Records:
----
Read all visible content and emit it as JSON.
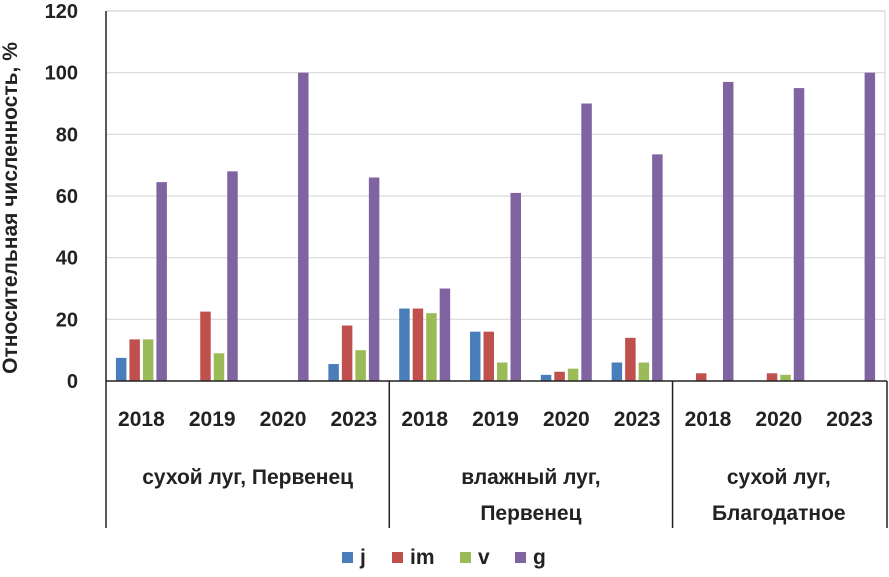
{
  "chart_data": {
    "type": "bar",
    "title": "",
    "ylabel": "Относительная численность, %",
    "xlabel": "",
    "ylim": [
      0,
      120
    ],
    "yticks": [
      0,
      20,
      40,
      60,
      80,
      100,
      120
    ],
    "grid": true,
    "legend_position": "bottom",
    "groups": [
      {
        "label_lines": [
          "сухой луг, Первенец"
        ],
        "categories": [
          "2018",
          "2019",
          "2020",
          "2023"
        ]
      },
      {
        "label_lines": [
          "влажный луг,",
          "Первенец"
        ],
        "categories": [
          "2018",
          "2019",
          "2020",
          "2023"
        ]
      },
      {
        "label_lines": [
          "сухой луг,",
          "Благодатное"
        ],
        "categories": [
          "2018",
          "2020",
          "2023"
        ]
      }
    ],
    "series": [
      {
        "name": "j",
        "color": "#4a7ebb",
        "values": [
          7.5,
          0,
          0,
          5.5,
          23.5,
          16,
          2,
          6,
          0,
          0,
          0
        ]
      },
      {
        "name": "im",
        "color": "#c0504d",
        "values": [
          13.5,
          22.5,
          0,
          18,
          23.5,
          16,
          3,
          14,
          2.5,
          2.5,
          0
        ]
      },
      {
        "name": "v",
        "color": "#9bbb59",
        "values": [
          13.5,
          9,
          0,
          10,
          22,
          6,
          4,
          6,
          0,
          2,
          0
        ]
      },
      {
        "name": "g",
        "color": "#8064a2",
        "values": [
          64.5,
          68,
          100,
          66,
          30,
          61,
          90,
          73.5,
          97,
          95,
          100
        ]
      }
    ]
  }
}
----
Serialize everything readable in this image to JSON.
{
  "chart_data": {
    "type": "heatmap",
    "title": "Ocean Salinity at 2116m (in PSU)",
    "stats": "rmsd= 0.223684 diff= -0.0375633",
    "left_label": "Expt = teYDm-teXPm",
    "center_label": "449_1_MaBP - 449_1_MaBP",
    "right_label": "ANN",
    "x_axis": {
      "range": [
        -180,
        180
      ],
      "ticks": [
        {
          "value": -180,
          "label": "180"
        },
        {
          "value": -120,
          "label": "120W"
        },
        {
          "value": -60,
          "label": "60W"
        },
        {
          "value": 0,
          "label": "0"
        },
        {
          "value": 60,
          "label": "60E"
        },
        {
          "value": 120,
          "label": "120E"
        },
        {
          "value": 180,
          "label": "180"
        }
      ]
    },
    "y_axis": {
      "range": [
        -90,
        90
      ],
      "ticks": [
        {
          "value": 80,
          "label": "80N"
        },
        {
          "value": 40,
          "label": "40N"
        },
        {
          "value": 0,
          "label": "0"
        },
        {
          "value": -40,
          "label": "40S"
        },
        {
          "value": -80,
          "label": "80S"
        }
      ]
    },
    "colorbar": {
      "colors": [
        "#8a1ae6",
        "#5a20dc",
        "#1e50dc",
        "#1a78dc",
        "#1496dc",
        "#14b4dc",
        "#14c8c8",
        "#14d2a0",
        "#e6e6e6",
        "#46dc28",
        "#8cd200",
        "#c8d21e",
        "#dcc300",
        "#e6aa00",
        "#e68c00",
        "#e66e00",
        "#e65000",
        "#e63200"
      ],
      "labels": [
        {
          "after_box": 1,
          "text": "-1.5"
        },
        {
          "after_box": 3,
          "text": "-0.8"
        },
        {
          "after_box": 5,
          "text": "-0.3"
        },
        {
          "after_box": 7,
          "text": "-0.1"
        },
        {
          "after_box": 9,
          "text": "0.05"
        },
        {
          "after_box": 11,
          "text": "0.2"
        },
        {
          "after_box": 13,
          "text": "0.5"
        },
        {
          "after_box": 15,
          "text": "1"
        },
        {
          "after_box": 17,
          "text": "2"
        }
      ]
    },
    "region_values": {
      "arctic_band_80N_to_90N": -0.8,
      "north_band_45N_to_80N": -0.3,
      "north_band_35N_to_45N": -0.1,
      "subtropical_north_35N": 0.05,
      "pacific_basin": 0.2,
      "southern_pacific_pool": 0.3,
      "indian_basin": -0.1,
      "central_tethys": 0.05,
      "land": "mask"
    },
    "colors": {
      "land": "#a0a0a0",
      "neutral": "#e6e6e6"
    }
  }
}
----
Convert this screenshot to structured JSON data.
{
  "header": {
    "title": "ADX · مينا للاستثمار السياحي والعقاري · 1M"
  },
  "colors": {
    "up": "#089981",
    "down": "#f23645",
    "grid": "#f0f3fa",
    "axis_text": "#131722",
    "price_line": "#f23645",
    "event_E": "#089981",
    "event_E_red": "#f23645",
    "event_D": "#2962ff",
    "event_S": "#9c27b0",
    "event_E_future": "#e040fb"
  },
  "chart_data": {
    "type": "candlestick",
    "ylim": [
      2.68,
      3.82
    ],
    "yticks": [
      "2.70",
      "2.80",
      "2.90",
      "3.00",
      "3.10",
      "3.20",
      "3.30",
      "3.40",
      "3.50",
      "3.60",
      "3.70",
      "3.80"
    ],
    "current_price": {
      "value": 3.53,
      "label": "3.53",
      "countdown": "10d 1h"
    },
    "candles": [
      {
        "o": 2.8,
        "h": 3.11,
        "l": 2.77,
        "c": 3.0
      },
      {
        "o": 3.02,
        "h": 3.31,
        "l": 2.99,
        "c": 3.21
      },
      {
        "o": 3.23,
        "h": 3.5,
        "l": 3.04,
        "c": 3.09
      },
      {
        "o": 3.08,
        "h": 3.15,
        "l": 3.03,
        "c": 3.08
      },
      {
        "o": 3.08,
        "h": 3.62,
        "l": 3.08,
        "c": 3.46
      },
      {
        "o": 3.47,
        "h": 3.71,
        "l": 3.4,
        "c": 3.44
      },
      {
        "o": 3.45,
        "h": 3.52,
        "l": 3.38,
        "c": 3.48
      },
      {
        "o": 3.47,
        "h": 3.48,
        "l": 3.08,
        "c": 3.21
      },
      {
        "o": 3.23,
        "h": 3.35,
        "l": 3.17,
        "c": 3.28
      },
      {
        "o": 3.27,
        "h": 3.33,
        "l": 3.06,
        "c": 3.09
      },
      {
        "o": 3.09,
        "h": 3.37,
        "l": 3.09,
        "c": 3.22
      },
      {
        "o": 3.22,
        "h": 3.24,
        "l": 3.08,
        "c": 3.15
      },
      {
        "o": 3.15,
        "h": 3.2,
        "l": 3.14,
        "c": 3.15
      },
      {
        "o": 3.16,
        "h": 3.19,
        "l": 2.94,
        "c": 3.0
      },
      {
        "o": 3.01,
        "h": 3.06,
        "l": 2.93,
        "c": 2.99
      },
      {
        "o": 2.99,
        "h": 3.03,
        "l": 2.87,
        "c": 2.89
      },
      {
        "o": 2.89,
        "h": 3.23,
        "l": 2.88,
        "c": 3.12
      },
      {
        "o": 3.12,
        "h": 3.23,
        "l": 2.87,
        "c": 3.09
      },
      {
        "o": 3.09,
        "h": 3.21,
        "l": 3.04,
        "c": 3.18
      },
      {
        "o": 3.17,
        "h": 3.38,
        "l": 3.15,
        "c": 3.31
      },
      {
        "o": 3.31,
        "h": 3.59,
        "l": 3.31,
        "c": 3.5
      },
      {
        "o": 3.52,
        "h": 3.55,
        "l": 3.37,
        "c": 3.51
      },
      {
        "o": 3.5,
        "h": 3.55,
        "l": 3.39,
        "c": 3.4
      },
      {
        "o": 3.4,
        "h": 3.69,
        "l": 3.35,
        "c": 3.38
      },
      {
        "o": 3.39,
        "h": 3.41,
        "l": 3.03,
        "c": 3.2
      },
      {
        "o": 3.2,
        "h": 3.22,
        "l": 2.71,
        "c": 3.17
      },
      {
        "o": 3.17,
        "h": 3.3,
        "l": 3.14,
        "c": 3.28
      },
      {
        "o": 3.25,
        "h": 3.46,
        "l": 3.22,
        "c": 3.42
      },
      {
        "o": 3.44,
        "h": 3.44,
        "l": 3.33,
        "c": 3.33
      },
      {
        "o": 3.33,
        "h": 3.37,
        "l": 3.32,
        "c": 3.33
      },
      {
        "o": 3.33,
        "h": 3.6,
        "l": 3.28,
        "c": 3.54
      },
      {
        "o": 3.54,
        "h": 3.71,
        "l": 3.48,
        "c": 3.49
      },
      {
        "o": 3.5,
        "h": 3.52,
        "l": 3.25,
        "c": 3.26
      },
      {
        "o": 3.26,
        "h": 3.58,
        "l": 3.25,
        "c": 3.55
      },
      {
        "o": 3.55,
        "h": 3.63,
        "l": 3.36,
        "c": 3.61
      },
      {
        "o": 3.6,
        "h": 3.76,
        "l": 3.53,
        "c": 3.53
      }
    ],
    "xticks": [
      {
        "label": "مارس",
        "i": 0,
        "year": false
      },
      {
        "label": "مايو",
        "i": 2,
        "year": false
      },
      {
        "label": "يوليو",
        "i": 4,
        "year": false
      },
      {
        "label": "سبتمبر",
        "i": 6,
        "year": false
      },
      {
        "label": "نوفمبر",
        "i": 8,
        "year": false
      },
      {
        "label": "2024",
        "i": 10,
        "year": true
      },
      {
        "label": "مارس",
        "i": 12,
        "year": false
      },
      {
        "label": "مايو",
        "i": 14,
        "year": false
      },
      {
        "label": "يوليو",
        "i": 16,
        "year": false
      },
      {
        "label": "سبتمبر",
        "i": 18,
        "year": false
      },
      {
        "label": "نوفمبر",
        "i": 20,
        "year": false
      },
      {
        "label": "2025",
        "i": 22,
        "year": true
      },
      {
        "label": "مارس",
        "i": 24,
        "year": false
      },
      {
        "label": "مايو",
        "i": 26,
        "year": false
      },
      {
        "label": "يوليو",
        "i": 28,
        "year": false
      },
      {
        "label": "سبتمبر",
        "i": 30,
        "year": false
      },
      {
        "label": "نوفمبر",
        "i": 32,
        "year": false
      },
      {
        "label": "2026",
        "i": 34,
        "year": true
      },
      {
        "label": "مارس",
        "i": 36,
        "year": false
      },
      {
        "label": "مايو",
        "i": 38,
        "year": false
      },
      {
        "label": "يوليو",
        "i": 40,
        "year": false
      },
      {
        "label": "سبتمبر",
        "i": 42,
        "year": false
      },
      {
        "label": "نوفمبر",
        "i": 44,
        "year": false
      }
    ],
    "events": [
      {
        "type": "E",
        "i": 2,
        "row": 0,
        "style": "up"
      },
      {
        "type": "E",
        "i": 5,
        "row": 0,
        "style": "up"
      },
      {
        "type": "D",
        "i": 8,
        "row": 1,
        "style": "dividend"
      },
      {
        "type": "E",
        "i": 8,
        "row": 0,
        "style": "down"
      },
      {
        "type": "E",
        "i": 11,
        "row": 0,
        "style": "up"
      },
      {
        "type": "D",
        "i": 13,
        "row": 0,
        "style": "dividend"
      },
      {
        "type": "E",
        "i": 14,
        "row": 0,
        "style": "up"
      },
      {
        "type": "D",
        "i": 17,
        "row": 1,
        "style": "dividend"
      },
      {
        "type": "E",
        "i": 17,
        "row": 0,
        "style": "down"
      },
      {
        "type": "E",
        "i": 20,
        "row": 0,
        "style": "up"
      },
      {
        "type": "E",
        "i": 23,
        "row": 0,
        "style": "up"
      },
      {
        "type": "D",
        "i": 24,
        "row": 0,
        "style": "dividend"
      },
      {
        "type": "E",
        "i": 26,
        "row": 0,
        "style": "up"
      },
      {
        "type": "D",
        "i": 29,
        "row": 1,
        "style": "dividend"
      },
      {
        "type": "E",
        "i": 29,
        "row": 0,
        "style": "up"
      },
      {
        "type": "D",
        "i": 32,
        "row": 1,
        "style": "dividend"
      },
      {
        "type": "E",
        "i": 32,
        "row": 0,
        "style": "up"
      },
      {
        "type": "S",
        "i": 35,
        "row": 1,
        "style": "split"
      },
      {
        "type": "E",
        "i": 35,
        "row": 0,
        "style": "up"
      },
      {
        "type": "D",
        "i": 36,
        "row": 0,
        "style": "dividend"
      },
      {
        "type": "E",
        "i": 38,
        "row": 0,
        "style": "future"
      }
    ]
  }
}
----
Check each line of the entries above, and show every one holding the word "this".

Output below:
Serialize everything readable in this image to JSON.
Convert this screenshot to structured JSON data.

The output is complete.